### Directions for this task
Give only a count of the lines that include the string "JSON".

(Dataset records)
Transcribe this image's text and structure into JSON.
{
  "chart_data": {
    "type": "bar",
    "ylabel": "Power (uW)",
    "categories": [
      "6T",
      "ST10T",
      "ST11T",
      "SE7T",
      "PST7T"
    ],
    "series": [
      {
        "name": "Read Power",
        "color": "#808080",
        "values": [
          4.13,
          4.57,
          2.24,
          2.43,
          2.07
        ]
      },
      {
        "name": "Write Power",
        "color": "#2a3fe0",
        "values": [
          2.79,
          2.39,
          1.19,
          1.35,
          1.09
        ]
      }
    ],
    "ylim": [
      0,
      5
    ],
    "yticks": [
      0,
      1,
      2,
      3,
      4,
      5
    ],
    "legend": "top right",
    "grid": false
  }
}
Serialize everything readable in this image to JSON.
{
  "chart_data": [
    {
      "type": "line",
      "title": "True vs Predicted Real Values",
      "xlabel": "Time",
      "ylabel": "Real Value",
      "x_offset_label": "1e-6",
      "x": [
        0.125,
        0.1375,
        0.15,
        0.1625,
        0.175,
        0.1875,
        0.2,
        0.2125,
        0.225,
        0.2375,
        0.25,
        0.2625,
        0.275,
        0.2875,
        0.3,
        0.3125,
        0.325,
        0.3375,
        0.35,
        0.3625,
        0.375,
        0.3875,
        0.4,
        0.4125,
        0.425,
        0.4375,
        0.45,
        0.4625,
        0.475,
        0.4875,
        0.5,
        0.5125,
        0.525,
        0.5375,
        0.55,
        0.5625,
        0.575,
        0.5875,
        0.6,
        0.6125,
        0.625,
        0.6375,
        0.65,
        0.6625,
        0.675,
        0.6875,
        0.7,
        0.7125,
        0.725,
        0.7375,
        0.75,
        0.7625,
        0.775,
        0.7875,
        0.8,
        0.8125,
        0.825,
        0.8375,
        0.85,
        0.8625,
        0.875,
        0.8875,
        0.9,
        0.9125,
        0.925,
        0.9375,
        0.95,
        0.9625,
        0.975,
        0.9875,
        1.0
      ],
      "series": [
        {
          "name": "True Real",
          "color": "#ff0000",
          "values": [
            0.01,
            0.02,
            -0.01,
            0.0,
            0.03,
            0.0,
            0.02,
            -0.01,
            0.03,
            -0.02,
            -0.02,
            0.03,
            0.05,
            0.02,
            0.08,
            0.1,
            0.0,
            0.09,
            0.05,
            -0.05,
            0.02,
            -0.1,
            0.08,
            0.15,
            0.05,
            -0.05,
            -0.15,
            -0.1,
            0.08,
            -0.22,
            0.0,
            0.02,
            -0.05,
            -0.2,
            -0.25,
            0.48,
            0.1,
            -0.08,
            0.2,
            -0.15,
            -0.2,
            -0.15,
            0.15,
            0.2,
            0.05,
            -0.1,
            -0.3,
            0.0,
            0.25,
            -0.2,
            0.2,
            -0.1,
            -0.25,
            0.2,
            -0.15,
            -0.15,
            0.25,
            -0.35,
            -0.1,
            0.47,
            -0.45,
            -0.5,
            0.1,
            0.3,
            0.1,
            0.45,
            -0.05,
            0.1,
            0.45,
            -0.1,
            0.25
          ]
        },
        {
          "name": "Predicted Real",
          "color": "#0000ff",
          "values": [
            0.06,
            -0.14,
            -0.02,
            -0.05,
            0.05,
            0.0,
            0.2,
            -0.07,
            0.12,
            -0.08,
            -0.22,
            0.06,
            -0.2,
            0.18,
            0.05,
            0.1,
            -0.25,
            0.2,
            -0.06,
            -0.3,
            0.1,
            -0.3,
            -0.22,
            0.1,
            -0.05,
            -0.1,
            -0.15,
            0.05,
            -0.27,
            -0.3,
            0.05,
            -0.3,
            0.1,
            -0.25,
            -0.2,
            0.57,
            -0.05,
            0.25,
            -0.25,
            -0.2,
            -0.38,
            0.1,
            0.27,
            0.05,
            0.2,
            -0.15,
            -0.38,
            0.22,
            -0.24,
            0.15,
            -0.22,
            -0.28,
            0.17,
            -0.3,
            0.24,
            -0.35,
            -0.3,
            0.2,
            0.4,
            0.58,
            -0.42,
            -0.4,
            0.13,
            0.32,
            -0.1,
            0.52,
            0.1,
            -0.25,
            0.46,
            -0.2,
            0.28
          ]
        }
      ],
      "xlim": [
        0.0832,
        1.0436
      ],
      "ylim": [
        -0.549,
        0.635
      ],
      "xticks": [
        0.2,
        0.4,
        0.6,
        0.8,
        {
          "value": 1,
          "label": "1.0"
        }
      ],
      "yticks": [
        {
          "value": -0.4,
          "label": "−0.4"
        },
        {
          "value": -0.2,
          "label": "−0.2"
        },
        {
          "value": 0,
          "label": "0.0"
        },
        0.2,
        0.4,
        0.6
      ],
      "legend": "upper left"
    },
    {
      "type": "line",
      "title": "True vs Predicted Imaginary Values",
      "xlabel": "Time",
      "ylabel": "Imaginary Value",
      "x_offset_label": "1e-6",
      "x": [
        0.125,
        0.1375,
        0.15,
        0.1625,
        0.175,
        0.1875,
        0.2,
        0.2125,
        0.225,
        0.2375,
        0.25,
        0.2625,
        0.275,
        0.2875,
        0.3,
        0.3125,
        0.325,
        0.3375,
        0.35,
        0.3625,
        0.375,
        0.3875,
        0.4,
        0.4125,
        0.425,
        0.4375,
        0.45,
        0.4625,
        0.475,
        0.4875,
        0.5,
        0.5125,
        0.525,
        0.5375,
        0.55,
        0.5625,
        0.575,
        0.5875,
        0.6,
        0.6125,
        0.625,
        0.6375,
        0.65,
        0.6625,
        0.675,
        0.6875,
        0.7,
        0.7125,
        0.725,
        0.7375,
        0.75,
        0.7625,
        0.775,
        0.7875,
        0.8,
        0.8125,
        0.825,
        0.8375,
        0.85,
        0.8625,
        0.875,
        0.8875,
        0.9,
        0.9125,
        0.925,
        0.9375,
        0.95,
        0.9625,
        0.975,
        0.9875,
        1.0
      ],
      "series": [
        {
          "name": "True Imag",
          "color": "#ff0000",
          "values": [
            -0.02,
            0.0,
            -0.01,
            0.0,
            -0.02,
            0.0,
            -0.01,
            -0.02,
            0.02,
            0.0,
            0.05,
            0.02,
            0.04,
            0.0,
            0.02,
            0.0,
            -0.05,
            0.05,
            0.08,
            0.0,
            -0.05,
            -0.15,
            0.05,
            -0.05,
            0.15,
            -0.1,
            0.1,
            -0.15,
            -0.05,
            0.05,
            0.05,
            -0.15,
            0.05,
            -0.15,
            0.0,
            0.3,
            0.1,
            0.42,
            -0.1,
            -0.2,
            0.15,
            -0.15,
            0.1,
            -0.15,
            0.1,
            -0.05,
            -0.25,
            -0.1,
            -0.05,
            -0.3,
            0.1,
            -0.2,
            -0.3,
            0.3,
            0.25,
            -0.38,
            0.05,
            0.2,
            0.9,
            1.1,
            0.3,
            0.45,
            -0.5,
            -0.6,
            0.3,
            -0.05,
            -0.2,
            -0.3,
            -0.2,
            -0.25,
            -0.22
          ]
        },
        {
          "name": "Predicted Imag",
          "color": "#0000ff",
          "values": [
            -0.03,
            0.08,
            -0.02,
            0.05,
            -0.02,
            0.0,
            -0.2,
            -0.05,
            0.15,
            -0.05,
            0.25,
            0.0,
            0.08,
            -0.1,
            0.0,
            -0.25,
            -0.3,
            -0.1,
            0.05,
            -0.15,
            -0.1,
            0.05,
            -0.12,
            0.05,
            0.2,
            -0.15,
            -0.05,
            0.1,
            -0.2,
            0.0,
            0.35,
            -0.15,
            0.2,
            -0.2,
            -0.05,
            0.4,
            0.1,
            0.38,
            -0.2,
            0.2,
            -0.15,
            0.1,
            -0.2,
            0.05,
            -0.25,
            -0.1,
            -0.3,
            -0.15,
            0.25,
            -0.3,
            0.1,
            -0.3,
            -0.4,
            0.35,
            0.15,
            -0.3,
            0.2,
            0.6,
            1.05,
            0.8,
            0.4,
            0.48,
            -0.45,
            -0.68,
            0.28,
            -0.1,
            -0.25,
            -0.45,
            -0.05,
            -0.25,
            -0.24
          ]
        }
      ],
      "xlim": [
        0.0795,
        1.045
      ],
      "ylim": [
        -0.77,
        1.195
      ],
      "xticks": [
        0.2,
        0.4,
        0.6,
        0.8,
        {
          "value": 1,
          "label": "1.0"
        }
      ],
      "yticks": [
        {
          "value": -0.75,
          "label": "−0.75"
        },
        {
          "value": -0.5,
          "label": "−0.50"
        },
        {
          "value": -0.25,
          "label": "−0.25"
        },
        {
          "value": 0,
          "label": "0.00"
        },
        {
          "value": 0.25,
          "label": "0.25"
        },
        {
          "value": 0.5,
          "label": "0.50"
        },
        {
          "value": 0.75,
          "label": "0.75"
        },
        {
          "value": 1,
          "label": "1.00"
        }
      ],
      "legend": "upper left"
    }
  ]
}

### Solution below
2